* DATASET *

++++++++

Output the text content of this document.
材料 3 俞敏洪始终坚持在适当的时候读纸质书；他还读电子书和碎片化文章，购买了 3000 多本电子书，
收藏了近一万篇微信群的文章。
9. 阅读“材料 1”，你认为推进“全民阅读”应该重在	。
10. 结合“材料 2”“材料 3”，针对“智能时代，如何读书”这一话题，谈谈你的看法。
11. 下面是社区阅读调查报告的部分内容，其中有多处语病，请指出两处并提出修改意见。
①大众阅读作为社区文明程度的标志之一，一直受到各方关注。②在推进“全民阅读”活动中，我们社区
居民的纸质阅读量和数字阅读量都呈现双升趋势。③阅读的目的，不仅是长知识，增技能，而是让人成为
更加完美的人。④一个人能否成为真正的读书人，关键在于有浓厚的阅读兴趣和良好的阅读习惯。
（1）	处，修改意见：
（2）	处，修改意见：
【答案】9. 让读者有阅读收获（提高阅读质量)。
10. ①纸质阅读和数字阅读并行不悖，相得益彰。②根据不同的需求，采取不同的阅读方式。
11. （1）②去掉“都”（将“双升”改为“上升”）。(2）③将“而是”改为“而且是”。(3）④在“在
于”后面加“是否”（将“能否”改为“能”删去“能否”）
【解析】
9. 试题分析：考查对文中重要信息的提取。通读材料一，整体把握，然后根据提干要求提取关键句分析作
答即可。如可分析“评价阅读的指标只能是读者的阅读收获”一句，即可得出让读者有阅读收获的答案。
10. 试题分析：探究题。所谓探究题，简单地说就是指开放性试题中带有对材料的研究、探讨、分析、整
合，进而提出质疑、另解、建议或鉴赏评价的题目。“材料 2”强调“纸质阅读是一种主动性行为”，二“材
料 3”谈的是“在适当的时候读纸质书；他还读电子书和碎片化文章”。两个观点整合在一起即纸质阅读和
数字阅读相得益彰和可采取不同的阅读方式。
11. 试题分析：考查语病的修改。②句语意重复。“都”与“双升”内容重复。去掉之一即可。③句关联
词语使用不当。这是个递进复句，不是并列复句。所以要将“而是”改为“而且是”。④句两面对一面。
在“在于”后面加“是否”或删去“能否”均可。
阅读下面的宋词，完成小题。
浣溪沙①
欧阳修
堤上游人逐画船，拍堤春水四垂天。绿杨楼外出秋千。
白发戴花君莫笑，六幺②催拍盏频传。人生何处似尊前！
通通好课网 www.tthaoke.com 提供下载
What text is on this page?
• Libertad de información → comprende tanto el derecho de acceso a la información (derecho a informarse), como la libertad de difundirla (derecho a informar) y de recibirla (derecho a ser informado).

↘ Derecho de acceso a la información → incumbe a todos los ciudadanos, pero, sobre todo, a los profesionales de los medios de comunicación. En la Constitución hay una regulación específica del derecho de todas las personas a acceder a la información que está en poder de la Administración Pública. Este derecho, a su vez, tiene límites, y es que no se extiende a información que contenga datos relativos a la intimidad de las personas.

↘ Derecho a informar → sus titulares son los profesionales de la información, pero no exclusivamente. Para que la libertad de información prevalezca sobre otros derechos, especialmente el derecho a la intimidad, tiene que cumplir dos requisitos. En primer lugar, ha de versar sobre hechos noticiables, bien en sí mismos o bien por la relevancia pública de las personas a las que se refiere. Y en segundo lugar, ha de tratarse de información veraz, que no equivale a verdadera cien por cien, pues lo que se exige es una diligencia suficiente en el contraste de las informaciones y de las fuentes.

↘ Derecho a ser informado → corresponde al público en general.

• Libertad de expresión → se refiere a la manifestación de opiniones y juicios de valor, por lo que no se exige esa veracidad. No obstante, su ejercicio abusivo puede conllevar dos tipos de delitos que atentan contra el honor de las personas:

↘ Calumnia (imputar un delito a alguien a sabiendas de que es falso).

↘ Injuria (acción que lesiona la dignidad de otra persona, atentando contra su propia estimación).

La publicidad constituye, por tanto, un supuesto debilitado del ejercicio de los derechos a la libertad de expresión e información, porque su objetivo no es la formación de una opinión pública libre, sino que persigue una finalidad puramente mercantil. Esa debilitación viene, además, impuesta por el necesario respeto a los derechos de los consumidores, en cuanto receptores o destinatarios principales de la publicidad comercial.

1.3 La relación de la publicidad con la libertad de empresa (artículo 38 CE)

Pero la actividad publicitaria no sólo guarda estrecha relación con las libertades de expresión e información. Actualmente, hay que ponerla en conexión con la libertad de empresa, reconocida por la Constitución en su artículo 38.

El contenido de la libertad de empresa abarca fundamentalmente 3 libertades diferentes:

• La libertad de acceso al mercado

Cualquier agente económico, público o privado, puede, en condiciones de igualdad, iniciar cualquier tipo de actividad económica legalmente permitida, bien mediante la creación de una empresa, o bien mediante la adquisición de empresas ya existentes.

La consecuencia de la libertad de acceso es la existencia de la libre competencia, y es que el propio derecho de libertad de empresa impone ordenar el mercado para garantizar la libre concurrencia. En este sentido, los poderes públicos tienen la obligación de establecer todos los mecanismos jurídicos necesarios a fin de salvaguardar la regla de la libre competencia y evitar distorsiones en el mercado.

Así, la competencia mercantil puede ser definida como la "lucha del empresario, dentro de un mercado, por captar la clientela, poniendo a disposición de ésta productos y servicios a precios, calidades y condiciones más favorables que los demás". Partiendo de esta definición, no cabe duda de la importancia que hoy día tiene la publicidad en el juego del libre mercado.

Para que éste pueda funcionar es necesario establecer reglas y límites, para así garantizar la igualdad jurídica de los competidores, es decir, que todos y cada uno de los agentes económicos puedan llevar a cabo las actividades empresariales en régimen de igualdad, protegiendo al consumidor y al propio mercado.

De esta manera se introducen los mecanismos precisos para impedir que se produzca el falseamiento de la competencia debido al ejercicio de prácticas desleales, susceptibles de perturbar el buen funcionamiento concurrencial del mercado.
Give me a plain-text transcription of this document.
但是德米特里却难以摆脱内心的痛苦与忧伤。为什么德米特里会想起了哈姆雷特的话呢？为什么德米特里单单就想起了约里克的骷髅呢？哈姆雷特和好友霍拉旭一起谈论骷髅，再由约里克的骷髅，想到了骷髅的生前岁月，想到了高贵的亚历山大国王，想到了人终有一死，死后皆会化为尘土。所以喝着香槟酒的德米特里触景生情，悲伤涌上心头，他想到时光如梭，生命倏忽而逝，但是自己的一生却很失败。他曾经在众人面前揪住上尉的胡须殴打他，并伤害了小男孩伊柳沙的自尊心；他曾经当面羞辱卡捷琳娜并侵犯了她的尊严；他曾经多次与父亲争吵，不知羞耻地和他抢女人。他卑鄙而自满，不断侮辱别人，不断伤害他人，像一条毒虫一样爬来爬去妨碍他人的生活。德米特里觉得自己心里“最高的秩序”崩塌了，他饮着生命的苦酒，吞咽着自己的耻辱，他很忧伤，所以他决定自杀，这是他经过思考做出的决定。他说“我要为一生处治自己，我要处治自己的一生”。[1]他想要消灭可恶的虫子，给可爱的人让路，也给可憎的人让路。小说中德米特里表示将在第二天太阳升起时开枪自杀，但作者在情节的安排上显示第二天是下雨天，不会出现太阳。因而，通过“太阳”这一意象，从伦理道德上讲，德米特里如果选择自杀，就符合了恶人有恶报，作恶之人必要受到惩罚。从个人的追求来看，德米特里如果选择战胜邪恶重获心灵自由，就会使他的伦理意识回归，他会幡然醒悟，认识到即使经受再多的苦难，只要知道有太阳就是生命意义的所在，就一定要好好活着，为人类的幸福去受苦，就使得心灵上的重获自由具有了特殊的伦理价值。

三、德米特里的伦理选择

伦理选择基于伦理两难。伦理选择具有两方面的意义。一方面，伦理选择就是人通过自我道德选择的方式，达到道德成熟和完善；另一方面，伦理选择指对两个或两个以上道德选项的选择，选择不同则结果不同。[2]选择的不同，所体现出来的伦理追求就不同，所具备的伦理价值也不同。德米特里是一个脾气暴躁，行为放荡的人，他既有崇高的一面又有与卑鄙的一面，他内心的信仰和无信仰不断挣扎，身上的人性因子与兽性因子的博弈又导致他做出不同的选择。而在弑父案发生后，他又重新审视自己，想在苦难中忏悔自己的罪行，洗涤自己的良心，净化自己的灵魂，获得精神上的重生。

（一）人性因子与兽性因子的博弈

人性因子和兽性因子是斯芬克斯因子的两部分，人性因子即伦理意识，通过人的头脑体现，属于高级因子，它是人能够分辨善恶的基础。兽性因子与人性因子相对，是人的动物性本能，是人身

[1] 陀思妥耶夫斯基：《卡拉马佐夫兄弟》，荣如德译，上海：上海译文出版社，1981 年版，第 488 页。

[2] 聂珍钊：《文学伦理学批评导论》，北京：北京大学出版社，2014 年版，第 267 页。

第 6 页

++++++++

* SHORT TASK *
Read through the lines above and collect those that contain the string "他还读电子书和碎片化文章".

* EXERCISE RESPONSE *
材料 3 俞敏洪始终坚持在适当的时候读纸质书；他还读电子书和碎片化文章，购买了 3000 多本电子书，
料 3”谈的是“在适当的时候读纸质书；他还读电子书和碎片化文章”。两个观点整合在一起即纸质阅读和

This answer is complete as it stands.